- **What you are asked to do**:
Leave the pictures out. Return all other data exactly.
——————————
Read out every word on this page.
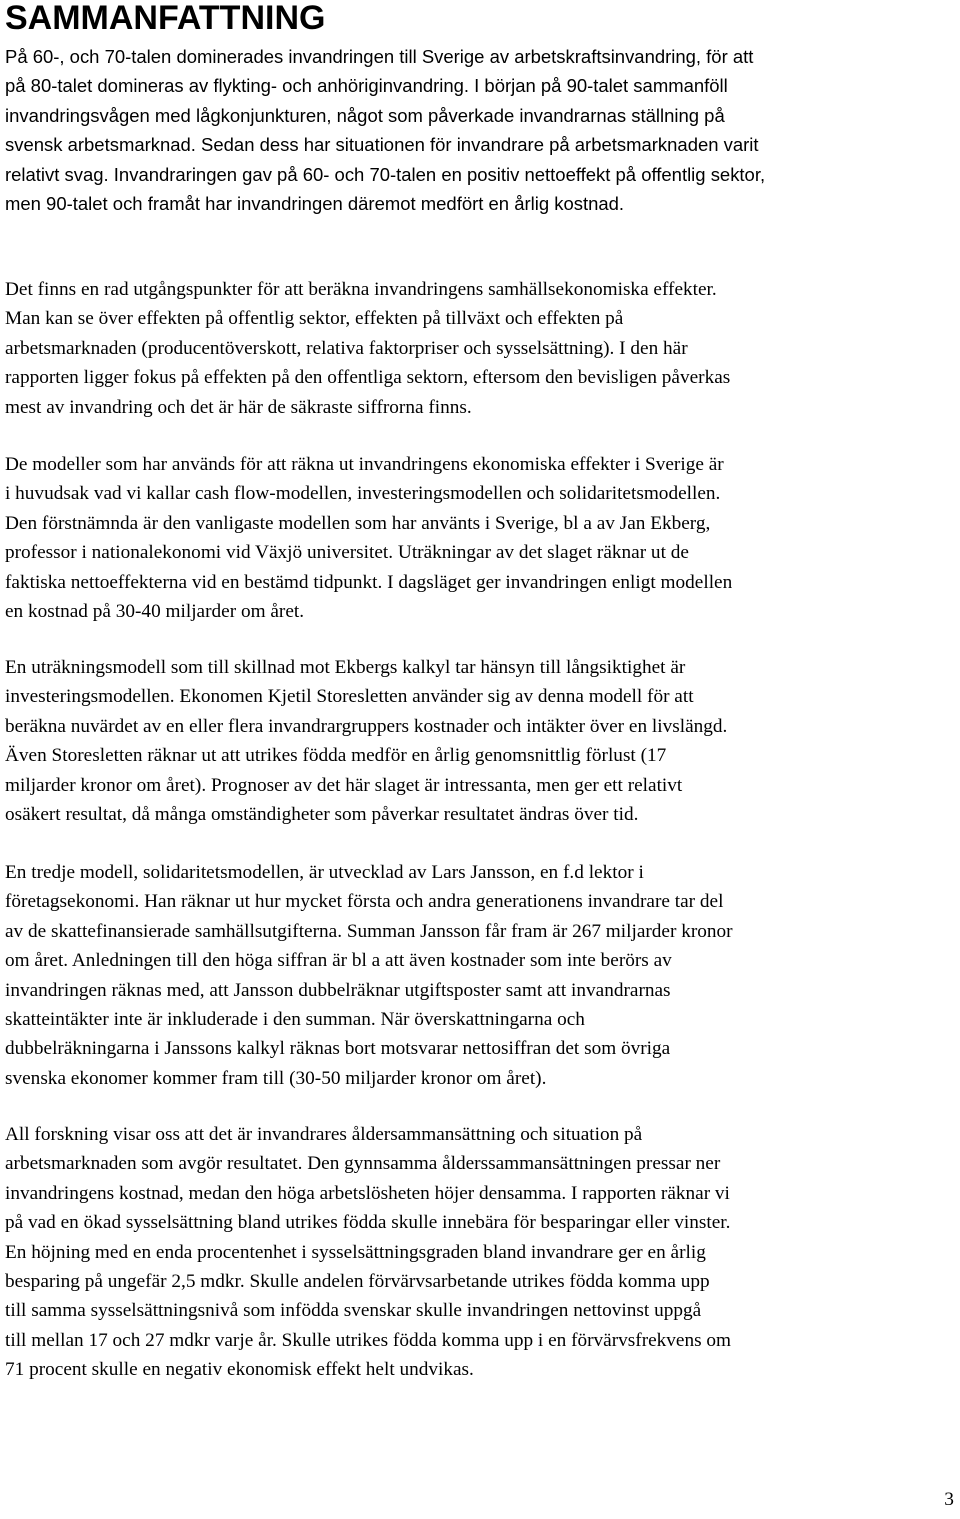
SAMMANFATTNING
På 60-, och 70-talen dominerades invandringen till Sverige av arbetskraftsinvandring, för att
på 80-talet domineras av flykting- och anhöriginvandring. I början på 90-talet sammanföll
invandringsvågen med lågkonjunkturen, något som påverkade invandrarnas ställning på
svensk arbetsmarknad. Sedan dess har situationen för invandrare på arbetsmarknaden varit
relativt svag. Invandraringen gav på 60- och 70-talen en positiv nettoeffekt på offentlig sektor,
men 90-talet och framåt har invandringen däremot medfört en årlig kostnad.
Det finns en rad utgångspunkter för att beräkna invandringens samhällsekonomiska effekter.
Man kan se över effekten på offentlig sektor, effekten på tillväxt och effekten på
arbetsmarknaden (producentöverskott, relativa faktorpriser och sysselsättning). I den här
rapporten ligger fokus på effekten på den offentliga sektorn, eftersom den bevisligen påverkas
mest av invandring och det är här de säkraste siffrorna finns.
De modeller som har används för att räkna ut invandringens ekonomiska effekter i Sverige är
i huvudsak vad vi kallar cash flow-modellen, investeringsmodellen och solidaritetsmodellen.
Den förstnämnda är den vanligaste modellen som har använts i Sverige, bl a av Jan Ekberg,
professor i nationalekonomi vid Växjö universitet. Uträkningar av det slaget räknar ut de
faktiska nettoeffekterna vid en bestämd tidpunkt. I dagsläget ger invandringen enligt modellen
en kostnad på 30-40 miljarder om året.
En uträkningsmodell som till skillnad mot Ekbergs kalkyl tar hänsyn till långsiktighet är
investeringsmodellen. Ekonomen Kjetil Storesletten använder sig av denna modell för att
beräkna nuvärdet av en eller flera invandrargruppers kostnader och intäkter över en livslängd.
Även Storesletten räknar ut att utrikes födda medför en årlig genomsnittlig förlust (17
miljarder kronor om året). Prognoser av det här slaget är intressanta, men ger ett relativt
osäkert resultat, då många omständigheter som påverkar resultatet ändras över tid.
En tredje modell, solidaritetsmodellen, är utvecklad av Lars Jansson, en f.d lektor i
företagsekonomi. Han räknar ut hur mycket första och andra generationens invandrare tar del
av de skattefinansierade samhällsutgifterna. Summan Jansson får fram är 267 miljarder kronor
om året. Anledningen till den höga siffran är bl a att även kostnader som inte berörs av
invandringen räknas med, att Jansson dubbelräknar utgiftsposter samt att invandrarnas
skatteintäkter inte är inkluderade i den summan. När överskattningarna och
dubbelräkningarna i Janssons kalkyl räknas bort motsvarar nettosiffran det som övriga
svenska ekonomer kommer fram till (30-50 miljarder kronor om året).
All forskning visar oss att det är invandrares åldersammansättning och situation på
arbetsmarknaden som avgör resultatet. Den gynnsamma ålderssammansättningen pressar ner
invandringens kostnad, medan den höga arbetslösheten höjer densamma. I rapporten räknar vi
på vad en ökad sysselsättning bland utrikes födda skulle innebära för besparingar eller vinster.
En höjning med en enda procentenhet i sysselsättningsgraden bland invandrare ger en årlig
besparing på ungefär 2,5 mdkr. Skulle andelen förvärvsarbetande utrikes födda komma upp
till samma sysselsättningsnivå som infödda svenskar skulle invandringen nettovinst uppgå
till mellan 17 och 27 mdkr varje år. Skulle utrikes födda komma upp i en förvärvsfrekvens om
71 procent skulle en negativ ekonomisk effekt helt undvikas.
3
——————————
- **Answer for this exercise**:
Read out every word on this page.
SAMMANFATTNING
På 60-, och 70-talen dominerades invandringen till Sverige av arbetskraftsinvandring, för att
på 80-talet domineras av flykting- och anhöriginvandring. I början på 90-talet sammanföll
invandringsvågen med lågkonjunkturen, något som påverkade invandrarnas ställning på
svensk arbetsmarknad. Sedan dess har situationen för invandrare på arbetsmarknaden varit
relativt svag. Invandraringen gav på 60- och 70-talen en positiv nettoeffekt på offentlig sektor,
men 90-talet och framåt har invandringen däremot medfört en årlig kostnad.
Det finns en rad utgångspunkter för att beräkna invandringens samhällsekonomiska effekter.
Man kan se över effekten på offentlig sektor, effekten på tillväxt och effekten på
arbetsmarknaden (producentöverskott, relativa faktorpriser och sysselsättning). I den här
rapporten ligger fokus på effekten på den offentliga sektorn, eftersom den bevisligen påverkas
mest av invandring och det är här de säkraste siffrorna finns.
De modeller som har används för att räkna ut invandringens ekonomiska effekter i Sverige är
i huvudsak vad vi kallar cash flow-modellen, investeringsmodellen och solidaritetsmodellen.
Den förstnämnda är den vanligaste modellen som har använts i Sverige, bl a av Jan Ekberg,
professor i nationalekonomi vid Växjö universitet. Uträkningar av det slaget räknar ut de
faktiska nettoeffekterna vid en bestämd tidpunkt. I dagsläget ger invandringen enligt modellen
en kostnad på 30-40 miljarder om året.
En uträkningsmodell som till skillnad mot Ekbergs kalkyl tar hänsyn till långsiktighet är
investeringsmodellen. Ekonomen Kjetil Storesletten använder sig av denna modell för att
beräkna nuvärdet av en eller flera invandrargruppers kostnader och intäkter över en livslängd.
Även Storesletten räknar ut att utrikes födda medför en årlig genomsnittlig förlust (17
miljarder kronor om året). Prognoser av det här slaget är intressanta, men ger ett relativt
osäkert resultat, då många omständigheter som påverkar resultatet ändras över tid.
En tredje modell, solidaritetsmodellen, är utvecklad av Lars Jansson, en f.d lektor i
företagsekonomi. Han räknar ut hur mycket första och andra generationens invandrare tar del
av de skattefinansierade samhällsutgifterna. Summan Jansson får fram är 267 miljarder kronor
om året. Anledningen till den höga siffran är bl a att även kostnader som inte berörs av
invandringen räknas med, att Jansson dubbelräknar utgiftsposter samt att invandrarnas
skatteintäkter inte är inkluderade i den summan. När överskattningarna och
dubbelräkningarna i Janssons kalkyl räknas bort motsvarar nettosiffran det som övriga
svenska ekonomer kommer fram till (30-50 miljarder kronor om året).
All forskning visar oss att det är invandrares åldersammansättning och situation på
arbetsmarknaden som avgör resultatet. Den gynnsamma ålderssammansättningen pressar ner
invandringens kostnad, medan den höga arbetslösheten höjer densamma. I rapporten räknar vi
på vad en ökad sysselsättning bland utrikes födda skulle innebära för besparingar eller vinster.
En höjning med en enda procentenhet i sysselsättningsgraden bland invandrare ger en årlig
besparing på ungefär 2,5 mdkr. Skulle andelen förvärvsarbetande utrikes födda komma upp
till samma sysselsättningsnivå som infödda svenskar skulle invandringen nettovinst uppgå
till mellan 17 och 27 mdkr varje år. Skulle utrikes födda komma upp i en förvärvsfrekvens om
71 procent skulle en negativ ekonomisk effekt helt undvikas.
3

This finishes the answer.